> _Entries shown_:

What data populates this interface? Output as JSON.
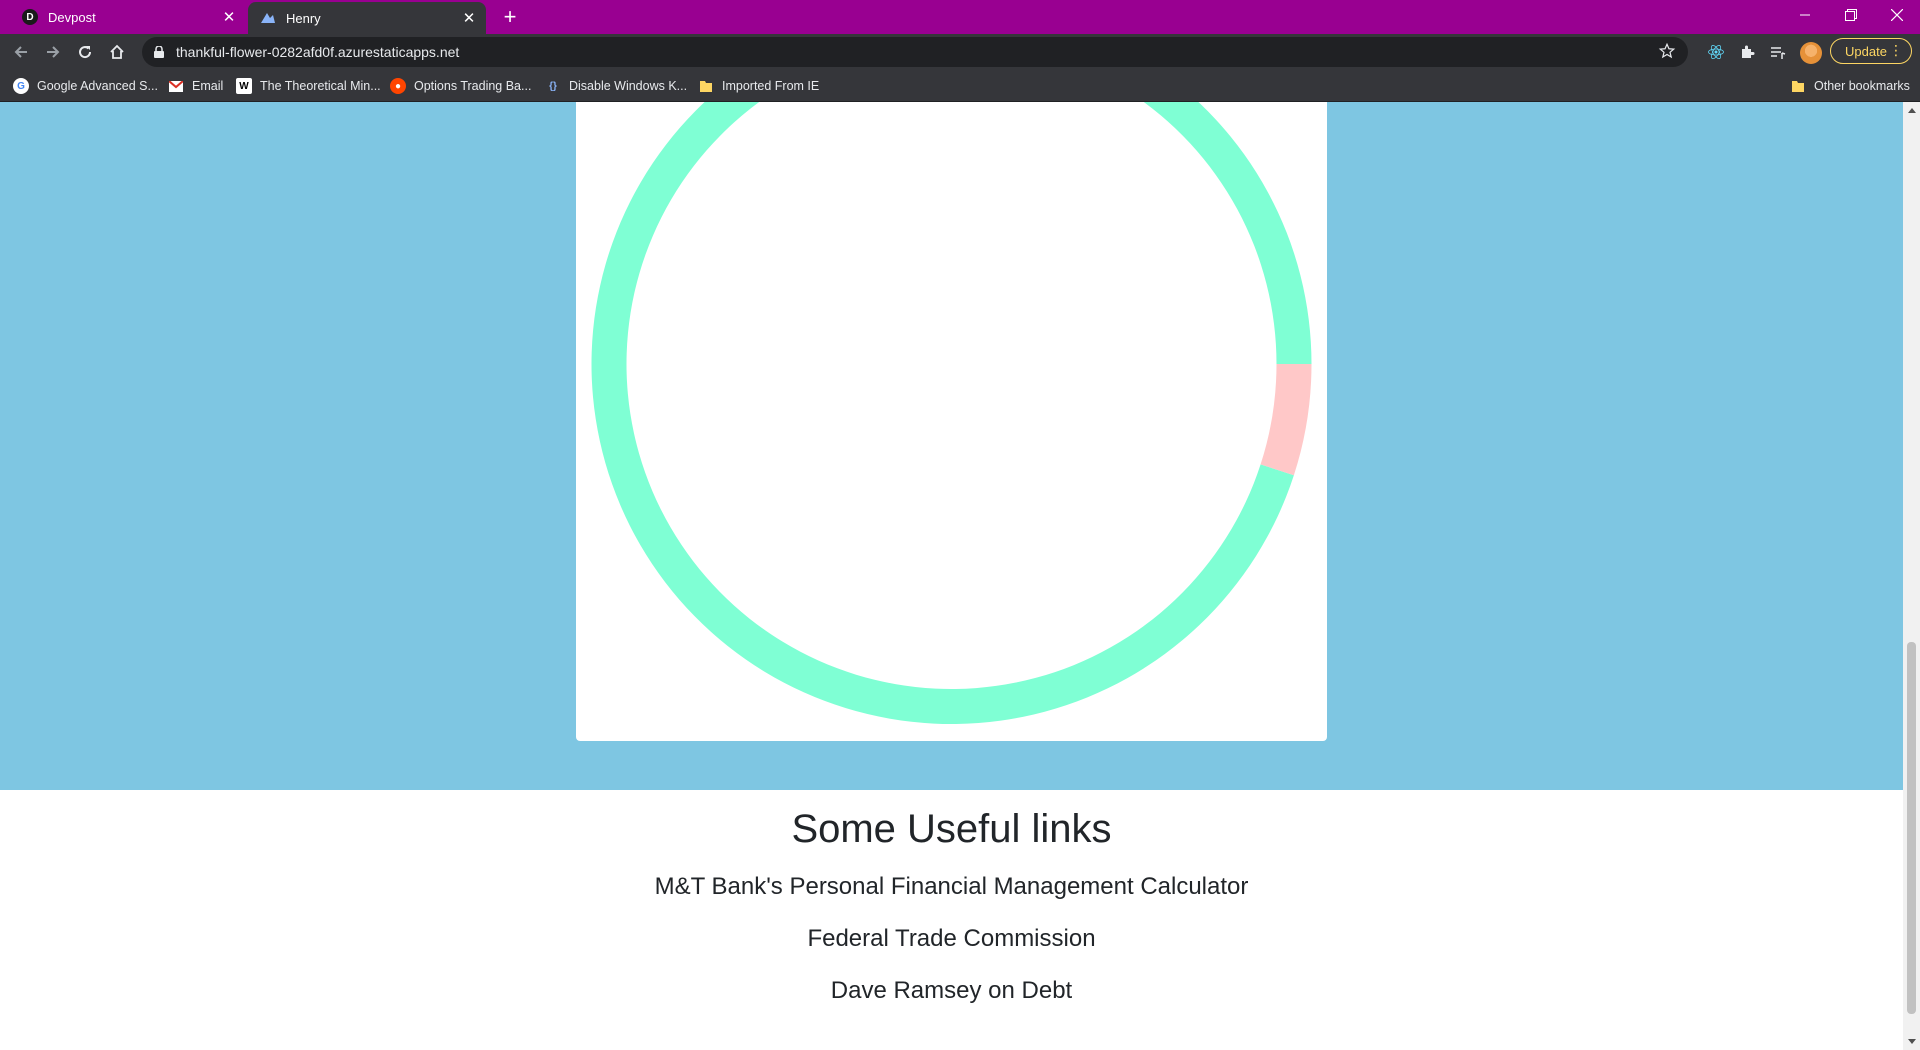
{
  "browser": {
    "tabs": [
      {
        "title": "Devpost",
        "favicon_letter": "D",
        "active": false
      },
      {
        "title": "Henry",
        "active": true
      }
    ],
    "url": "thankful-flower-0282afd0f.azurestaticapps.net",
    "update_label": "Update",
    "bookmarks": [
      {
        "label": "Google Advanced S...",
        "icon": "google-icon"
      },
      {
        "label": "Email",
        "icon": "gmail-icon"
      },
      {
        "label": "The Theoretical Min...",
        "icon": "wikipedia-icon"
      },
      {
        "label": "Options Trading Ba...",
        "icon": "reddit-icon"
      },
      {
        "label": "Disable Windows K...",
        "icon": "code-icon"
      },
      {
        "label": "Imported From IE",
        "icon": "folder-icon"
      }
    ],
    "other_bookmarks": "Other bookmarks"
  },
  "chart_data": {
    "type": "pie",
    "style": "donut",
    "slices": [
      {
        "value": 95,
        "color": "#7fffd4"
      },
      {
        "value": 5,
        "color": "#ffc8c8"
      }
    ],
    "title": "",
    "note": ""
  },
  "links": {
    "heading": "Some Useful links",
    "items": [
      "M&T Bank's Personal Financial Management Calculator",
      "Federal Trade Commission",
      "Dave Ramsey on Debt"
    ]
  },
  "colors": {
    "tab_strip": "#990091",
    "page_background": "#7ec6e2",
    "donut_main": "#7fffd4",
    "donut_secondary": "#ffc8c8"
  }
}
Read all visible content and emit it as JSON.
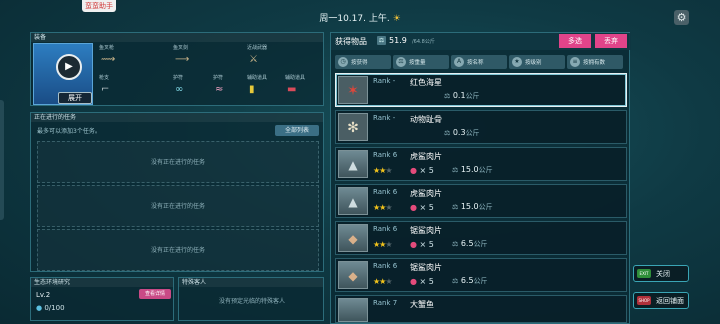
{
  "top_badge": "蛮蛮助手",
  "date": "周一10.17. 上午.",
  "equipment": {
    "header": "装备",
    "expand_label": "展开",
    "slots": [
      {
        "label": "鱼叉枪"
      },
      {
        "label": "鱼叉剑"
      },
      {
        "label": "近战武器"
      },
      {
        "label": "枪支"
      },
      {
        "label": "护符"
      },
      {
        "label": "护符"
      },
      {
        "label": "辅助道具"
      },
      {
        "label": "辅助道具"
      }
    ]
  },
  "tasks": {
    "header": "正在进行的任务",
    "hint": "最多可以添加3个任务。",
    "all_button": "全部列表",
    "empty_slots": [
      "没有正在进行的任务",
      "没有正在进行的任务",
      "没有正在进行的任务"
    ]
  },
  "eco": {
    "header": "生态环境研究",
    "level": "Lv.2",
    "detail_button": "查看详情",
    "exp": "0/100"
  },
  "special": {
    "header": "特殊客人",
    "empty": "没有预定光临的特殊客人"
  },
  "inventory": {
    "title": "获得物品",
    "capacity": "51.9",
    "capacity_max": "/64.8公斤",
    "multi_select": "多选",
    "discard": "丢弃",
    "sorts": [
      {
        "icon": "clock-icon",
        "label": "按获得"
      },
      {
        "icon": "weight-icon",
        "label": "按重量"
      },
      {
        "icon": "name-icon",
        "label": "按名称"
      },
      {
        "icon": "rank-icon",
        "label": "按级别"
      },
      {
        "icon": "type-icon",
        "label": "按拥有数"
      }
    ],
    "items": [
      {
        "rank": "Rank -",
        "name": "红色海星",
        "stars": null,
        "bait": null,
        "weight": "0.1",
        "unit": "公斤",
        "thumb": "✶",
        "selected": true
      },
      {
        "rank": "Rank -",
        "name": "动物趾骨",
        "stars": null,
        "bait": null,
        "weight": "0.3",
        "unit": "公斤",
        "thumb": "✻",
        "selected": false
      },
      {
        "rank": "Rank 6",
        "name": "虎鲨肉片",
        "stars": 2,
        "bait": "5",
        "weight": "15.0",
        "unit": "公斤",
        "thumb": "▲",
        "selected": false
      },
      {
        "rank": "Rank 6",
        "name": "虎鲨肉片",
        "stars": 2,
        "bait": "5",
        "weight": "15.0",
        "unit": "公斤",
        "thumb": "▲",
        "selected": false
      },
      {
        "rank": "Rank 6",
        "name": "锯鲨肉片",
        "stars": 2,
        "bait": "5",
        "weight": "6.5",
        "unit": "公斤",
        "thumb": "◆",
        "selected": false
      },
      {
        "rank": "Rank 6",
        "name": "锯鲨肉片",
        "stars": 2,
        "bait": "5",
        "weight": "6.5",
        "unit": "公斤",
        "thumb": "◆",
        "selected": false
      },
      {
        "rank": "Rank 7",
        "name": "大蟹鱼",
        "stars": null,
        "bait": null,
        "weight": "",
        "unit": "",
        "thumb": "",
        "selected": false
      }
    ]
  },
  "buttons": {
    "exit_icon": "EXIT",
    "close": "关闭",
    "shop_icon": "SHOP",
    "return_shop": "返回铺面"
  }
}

> _Objective_:
Leaving the pictures aside, transcribe the entire listing exactly.

> _Output for this task_:
What data populates this interface? Output as JSON.
{
  "browser": {
    "tabs": [
      {
        "title": "Devpost",
        "favicon_letter": "D",
        "active": false
      },
      {
        "title": "Henry",
        "active": true
      }
    ],
    "url": "thankful-flower-0282afd0f.azurestaticapps.net",
    "update_label": "Update",
    "bookmarks": [
      {
        "label": "Google Advanced S...",
        "icon": "google-icon"
      },
      {
        "label": "Email",
        "icon": "gmail-icon"
      },
      {
        "label": "The Theoretical Min...",
        "icon": "wikipedia-icon"
      },
      {
        "label": "Options Trading Ba...",
        "icon": "reddit-icon"
      },
      {
        "label": "Disable Windows K...",
        "icon": "code-icon"
      },
      {
        "label": "Imported From IE",
        "icon": "folder-icon"
      }
    ],
    "other_bookmarks": "Other bookmarks"
  },
  "chart_data": {
    "type": "pie",
    "style": "donut",
    "slices": [
      {
        "value": 95,
        "color": "#7fffd4"
      },
      {
        "value": 5,
        "color": "#ffc8c8"
      }
    ],
    "title": "",
    "note": ""
  },
  "links": {
    "heading": "Some Useful links",
    "items": [
      "M&T Bank's Personal Financial Management Calculator",
      "Federal Trade Commission",
      "Dave Ramsey on Debt"
    ]
  },
  "colors": {
    "tab_strip": "#990091",
    "page_background": "#7ec6e2",
    "donut_main": "#7fffd4",
    "donut_secondary": "#ffc8c8"
  }
}
Read all visible content and emit it as JSON.
{
  "top_badge": "蛮蛮助手",
  "date": "周一10.17. 上午.",
  "equipment": {
    "header": "装备",
    "expand_label": "展开",
    "slots": [
      {
        "label": "鱼叉枪"
      },
      {
        "label": "鱼叉剑"
      },
      {
        "label": "近战武器"
      },
      {
        "label": "枪支"
      },
      {
        "label": "护符"
      },
      {
        "label": "护符"
      },
      {
        "label": "辅助道具"
      },
      {
        "label": "辅助道具"
      }
    ]
  },
  "tasks": {
    "header": "正在进行的任务",
    "hint": "最多可以添加3个任务。",
    "all_button": "全部列表",
    "empty_slots": [
      "没有正在进行的任务",
      "没有正在进行的任务",
      "没有正在进行的任务"
    ]
  },
  "eco": {
    "header": "生态环境研究",
    "level": "Lv.2",
    "detail_button": "查看详情",
    "exp": "0/100"
  },
  "special": {
    "header": "特殊客人",
    "empty": "没有预定光临的特殊客人"
  },
  "inventory": {
    "title": "获得物品",
    "capacity": "51.9",
    "capacity_max": "/64.8公斤",
    "multi_select": "多选",
    "discard": "丢弃",
    "sorts": [
      {
        "icon": "clock-icon",
        "label": "按获得"
      },
      {
        "icon": "weight-icon",
        "label": "按重量"
      },
      {
        "icon": "name-icon",
        "label": "按名称"
      },
      {
        "icon": "rank-icon",
        "label": "按级别"
      },
      {
        "icon": "type-icon",
        "label": "按拥有数"
      }
    ],
    "items": [
      {
        "rank": "Rank -",
        "name": "红色海星",
        "stars": null,
        "bait": null,
        "weight": "0.1",
        "unit": "公斤",
        "thumb": "✶",
        "selected": true
      },
      {
        "rank": "Rank -",
        "name": "动物趾骨",
        "stars": null,
        "bait": null,
        "weight": "0.3",
        "unit": "公斤",
        "thumb": "✻",
        "selected": false
      },
      {
        "rank": "Rank 6",
        "name": "虎鲨肉片",
        "stars": 2,
        "bait": "5",
        "weight": "15.0",
        "unit": "公斤",
        "thumb": "▲",
        "selected": false
      },
      {
        "rank": "Rank 6",
        "name": "虎鲨肉片",
        "stars": 2,
        "bait": "5",
        "weight": "15.0",
        "unit": "公斤",
        "thumb": "▲",
        "selected": false
      },
      {
        "rank": "Rank 6",
        "name": "锯鲨肉片",
        "stars": 2,
        "bait": "5",
        "weight": "6.5",
        "unit": "公斤",
        "thumb": "◆",
        "selected": false
      },
      {
        "rank": "Rank 6",
        "name": "锯鲨肉片",
        "stars": 2,
        "bait": "5",
        "weight": "6.5",
        "unit": "公斤",
        "thumb": "◆",
        "selected": false
      },
      {
        "rank": "Rank 7",
        "name": "大蟹鱼",
        "stars": null,
        "bait": null,
        "weight": "",
        "unit": "",
        "thumb": "",
        "selected": false
      }
    ]
  },
  "buttons": {
    "exit_icon": "EXIT",
    "close": "关闭",
    "shop_icon": "SHOP",
    "return_shop": "返回铺面"
  }
}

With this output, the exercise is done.